PROBLEM TO SOLVE: Reproduce all of the listing below without alteration.

SUPPLIED DATA:
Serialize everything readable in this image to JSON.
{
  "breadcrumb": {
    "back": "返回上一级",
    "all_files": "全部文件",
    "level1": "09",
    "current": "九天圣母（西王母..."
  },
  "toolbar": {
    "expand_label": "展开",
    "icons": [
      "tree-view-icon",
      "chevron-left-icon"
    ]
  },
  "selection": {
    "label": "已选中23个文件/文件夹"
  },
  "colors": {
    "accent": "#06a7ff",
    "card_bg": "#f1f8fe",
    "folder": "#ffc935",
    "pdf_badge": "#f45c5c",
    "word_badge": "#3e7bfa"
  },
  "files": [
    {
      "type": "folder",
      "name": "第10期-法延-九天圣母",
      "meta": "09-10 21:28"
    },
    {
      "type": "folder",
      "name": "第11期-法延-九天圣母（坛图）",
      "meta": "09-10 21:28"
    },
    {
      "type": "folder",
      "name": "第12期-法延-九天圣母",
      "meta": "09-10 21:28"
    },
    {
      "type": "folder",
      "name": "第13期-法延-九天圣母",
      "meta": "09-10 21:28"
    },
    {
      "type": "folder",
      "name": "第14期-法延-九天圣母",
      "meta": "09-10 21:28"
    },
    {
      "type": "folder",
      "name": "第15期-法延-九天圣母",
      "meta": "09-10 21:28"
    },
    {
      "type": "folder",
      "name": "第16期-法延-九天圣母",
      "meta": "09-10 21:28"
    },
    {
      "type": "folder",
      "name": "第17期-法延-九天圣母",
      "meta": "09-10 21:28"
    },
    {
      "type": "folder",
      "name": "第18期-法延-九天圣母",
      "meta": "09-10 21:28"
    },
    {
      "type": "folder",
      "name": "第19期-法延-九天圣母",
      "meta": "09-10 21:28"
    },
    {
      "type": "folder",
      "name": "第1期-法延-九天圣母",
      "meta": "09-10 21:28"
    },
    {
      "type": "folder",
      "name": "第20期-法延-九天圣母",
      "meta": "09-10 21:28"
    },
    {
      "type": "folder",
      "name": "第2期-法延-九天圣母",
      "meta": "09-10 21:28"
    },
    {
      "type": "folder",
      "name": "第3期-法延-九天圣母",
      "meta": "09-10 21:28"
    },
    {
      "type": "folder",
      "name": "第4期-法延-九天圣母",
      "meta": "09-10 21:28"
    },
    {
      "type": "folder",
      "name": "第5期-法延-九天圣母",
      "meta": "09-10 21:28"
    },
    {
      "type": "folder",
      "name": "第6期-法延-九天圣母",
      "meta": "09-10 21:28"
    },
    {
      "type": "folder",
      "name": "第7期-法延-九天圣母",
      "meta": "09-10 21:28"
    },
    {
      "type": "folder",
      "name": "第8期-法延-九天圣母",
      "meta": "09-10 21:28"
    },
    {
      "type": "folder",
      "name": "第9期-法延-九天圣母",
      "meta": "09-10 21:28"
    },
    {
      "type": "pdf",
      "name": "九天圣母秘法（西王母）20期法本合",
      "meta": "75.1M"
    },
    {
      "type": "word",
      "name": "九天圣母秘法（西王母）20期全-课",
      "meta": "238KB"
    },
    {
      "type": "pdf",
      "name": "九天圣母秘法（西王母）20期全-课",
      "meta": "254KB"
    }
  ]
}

WRITTEN SOLUTION:
Serialize everything readable in this image to JSON.
{
  "breadcrumb": {
    "back": "返回上一级",
    "all_files": "全部文件",
    "level1": "09",
    "current": "九天圣母（西王母..."
  },
  "toolbar": {
    "expand_label": "展开",
    "icons": [
      "tree-view-icon",
      "chevron-left-icon"
    ]
  },
  "selection": {
    "label": "已选中23个文件/文件夹"
  },
  "colors": {
    "accent": "#06a7ff",
    "card_bg": "#f1f8fe",
    "folder": "#ffc935",
    "pdf_badge": "#f45c5c",
    "word_badge": "#3e7bfa"
  },
  "files": [
    {
      "type": "folder",
      "name": "第10期-法延-九天圣母",
      "meta": "09-10 21:28"
    },
    {
      "type": "folder",
      "name": "第11期-法延-九天圣母（坛图）",
      "meta": "09-10 21:28"
    },
    {
      "type": "folder",
      "name": "第12期-法延-九天圣母",
      "meta": "09-10 21:28"
    },
    {
      "type": "folder",
      "name": "第13期-法延-九天圣母",
      "meta": "09-10 21:28"
    },
    {
      "type": "folder",
      "name": "第14期-法延-九天圣母",
      "meta": "09-10 21:28"
    },
    {
      "type": "folder",
      "name": "第15期-法延-九天圣母",
      "meta": "09-10 21:28"
    },
    {
      "type": "folder",
      "name": "第16期-法延-九天圣母",
      "meta": "09-10 21:28"
    },
    {
      "type": "folder",
      "name": "第17期-法延-九天圣母",
      "meta": "09-10 21:28"
    },
    {
      "type": "folder",
      "name": "第18期-法延-九天圣母",
      "meta": "09-10 21:28"
    },
    {
      "type": "folder",
      "name": "第19期-法延-九天圣母",
      "meta": "09-10 21:28"
    },
    {
      "type": "folder",
      "name": "第1期-法延-九天圣母",
      "meta": "09-10 21:28"
    },
    {
      "type": "folder",
      "name": "第20期-法延-九天圣母",
      "meta": "09-10 21:28"
    },
    {
      "type": "folder",
      "name": "第2期-法延-九天圣母",
      "meta": "09-10 21:28"
    },
    {
      "type": "folder",
      "name": "第3期-法延-九天圣母",
      "meta": "09-10 21:28"
    },
    {
      "type": "folder",
      "name": "第4期-法延-九天圣母",
      "meta": "09-10 21:28"
    },
    {
      "type": "folder",
      "name": "第5期-法延-九天圣母",
      "meta": "09-10 21:28"
    },
    {
      "type": "folder",
      "name": "第6期-法延-九天圣母",
      "meta": "09-10 21:28"
    },
    {
      "type": "folder",
      "name": "第7期-法延-九天圣母",
      "meta": "09-10 21:28"
    },
    {
      "type": "folder",
      "name": "第8期-法延-九天圣母",
      "meta": "09-10 21:28"
    },
    {
      "type": "folder",
      "name": "第9期-法延-九天圣母",
      "meta": "09-10 21:28"
    },
    {
      "type": "pdf",
      "name": "九天圣母秘法（西王母）20期法本合",
      "meta": "75.1M"
    },
    {
      "type": "word",
      "name": "九天圣母秘法（西王母）20期全-课",
      "meta": "238KB"
    },
    {
      "type": "pdf",
      "name": "九天圣母秘法（西王母）20期全-课",
      "meta": "254KB"
    }
  ]
}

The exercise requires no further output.